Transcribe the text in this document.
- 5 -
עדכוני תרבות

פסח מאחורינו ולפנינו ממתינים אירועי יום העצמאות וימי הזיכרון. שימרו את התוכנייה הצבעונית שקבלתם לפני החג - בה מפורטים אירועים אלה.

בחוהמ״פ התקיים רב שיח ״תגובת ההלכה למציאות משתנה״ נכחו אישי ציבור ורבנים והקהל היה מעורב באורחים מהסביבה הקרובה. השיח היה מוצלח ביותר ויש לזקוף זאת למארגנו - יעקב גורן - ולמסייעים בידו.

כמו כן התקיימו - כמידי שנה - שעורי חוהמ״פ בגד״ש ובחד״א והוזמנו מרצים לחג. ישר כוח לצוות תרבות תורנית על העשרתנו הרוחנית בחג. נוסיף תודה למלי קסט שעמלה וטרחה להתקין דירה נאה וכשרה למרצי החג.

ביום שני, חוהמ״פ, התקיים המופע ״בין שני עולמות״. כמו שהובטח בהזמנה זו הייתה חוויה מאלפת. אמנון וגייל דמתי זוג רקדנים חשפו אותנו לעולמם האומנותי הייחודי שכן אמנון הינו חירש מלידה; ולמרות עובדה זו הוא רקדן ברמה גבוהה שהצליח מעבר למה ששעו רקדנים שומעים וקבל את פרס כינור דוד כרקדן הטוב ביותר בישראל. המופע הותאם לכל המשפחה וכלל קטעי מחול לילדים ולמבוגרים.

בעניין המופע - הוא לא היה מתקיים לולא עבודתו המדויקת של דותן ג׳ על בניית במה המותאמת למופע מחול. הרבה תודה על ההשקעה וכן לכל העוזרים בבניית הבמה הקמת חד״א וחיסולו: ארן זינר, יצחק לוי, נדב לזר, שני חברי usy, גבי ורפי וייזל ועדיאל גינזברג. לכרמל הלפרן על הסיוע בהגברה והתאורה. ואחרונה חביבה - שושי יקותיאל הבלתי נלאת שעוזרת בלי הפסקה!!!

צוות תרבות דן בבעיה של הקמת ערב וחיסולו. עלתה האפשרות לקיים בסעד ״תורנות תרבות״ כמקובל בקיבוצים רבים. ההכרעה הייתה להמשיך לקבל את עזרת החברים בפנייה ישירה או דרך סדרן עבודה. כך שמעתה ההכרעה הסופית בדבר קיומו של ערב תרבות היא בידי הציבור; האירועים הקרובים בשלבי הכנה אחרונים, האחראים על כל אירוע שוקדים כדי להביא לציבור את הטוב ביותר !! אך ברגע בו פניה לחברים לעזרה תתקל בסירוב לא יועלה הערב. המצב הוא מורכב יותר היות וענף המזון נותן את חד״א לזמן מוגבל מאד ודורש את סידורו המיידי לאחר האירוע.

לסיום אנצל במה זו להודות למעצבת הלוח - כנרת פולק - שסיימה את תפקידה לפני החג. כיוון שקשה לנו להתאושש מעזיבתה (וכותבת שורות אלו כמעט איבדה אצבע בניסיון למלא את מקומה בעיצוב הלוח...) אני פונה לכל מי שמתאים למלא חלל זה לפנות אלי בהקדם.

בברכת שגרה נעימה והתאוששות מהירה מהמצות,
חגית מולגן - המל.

########################################

Prompt: Copy each line of the preceding data that contains the string "הקמת".

Answer to this exercise:
בעניין המופע - הוא לא היה מתקיים לולא עבודתו המדויקת של דותן ג׳ על בניית במה המותאמת למופע מחול. הרבה תודה על ההשקעה וכן לכל העוזרים בבניית הבמה הקמת חד״א וחיסולו: ארן זינר, יצחק לוי, נדב לזר, שני חברי usy, גבי ורפי וייזל ועדיאל גינזברג. לכרמל הלפרן על הסיוע בהגברה והתאורה. ואחרונה חביבה - שושי יקותיאל הבלתי נלאת שעוזרת בלי הפסקה!!!
צוות תרבות דן בבעיה של הקמת ערב וחיסולו. עלתה האפשרות לקיים בסעד ״תורנות תרבות״ כמקובל בקיבוצים רבים. ההכרעה הייתה להמשיך לקבל את עזרת החברים בפנייה ישירה או דרך סדרן עבודה. כך שמעתה ההכרעה הסופית בדבר קיומו של ערב תרבות היא בידי הציבור; האירועים הקרובים בשלבי הכנה אחרונים, האחראים על כל אירוע שוקדים כדי להביא לציבור את הטוב ביותר !! אך ברגע בו פניה לחברים לעזרה תתקל בסירוב לא יועלה הערב. המצב הוא מורכב יותר היות וענף המזון נותן את חד״א לזמן מוגבל מאד ודורש את סידורו המיידי לאחר האירוע.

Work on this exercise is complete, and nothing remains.